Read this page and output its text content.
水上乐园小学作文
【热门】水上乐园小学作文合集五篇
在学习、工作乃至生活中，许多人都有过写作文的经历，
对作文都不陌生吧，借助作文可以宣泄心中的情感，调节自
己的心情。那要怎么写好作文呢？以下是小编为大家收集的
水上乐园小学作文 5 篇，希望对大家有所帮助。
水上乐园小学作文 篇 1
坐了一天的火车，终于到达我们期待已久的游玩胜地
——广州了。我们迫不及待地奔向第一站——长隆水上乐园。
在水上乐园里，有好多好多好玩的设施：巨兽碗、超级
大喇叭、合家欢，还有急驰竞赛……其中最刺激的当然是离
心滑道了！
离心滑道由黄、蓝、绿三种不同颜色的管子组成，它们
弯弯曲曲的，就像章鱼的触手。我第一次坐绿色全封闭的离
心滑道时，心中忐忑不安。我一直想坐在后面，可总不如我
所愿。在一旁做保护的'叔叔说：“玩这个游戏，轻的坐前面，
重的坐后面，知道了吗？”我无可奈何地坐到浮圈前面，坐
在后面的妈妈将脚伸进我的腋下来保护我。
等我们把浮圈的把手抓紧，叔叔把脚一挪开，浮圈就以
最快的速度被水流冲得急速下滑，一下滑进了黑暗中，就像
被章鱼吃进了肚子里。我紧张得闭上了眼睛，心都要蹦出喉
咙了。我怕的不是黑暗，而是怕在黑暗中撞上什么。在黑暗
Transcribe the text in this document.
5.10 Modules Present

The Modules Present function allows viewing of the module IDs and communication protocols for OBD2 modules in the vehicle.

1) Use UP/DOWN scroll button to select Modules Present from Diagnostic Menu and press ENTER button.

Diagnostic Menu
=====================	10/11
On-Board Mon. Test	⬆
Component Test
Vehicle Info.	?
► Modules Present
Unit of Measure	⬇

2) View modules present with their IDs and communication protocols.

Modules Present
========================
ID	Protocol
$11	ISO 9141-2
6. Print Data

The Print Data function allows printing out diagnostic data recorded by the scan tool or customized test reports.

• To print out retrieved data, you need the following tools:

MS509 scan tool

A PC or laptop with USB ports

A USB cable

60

• **What is required**
Return the listing above in its exact form.

• **Answer below**
Read this page and output its text content.
水上乐园小学作文
【热门】水上乐园小学作文合集五篇
在学习、工作乃至生活中，许多人都有过写作文的经历，
对作文都不陌生吧，借助作文可以宣泄心中的情感，调节自
己的心情。那要怎么写好作文呢？以下是小编为大家收集的
水上乐园小学作文 5 篇，希望对大家有所帮助。
水上乐园小学作文 篇 1
坐了一天的火车，终于到达我们期待已久的游玩胜地
——广州了。我们迫不及待地奔向第一站——长隆水上乐园。
在水上乐园里，有好多好多好玩的设施：巨兽碗、超级
大喇叭、合家欢，还有急驰竞赛……其中最刺激的当然是离
心滑道了！
离心滑道由黄、蓝、绿三种不同颜色的管子组成，它们
弯弯曲曲的，就像章鱼的触手。我第一次坐绿色全封闭的离
心滑道时，心中忐忑不安。我一直想坐在后面，可总不如我
所愿。在一旁做保护的'叔叔说：“玩这个游戏，轻的坐前面，
重的坐后面，知道了吗？”我无可奈何地坐到浮圈前面，坐
在后面的妈妈将脚伸进我的腋下来保护我。
等我们把浮圈的把手抓紧，叔叔把脚一挪开，浮圈就以
最快的速度被水流冲得急速下滑，一下滑进了黑暗中，就像
被章鱼吃进了肚子里。我紧张得闭上了眼睛，心都要蹦出喉
咙了。我怕的不是黑暗，而是怕在黑暗中撞上什么。在黑暗
Transcribe the text in this document.
5.10 Modules Present

The Modules Present function allows viewing of the module IDs and communication protocols for OBD2 modules in the vehicle.

1) Use UP/DOWN scroll button to select Modules Present from Diagnostic Menu and press ENTER button.

Diagnostic Menu
=====================	10/11
On-Board Mon. Test	⬆
Component Test
Vehicle Info.	?
► Modules Present
Unit of Measure	⬇

2) View modules present with their IDs and communication protocols.

Modules Present
========================
ID	Protocol
$11	ISO 9141-2
6. Print Data

The Print Data function allows printing out diagnostic data recorded by the scan tool or customized test reports.

• To print out retrieved data, you need the following tools:

MS509 scan tool

A PC or laptop with USB ports

A USB cable

60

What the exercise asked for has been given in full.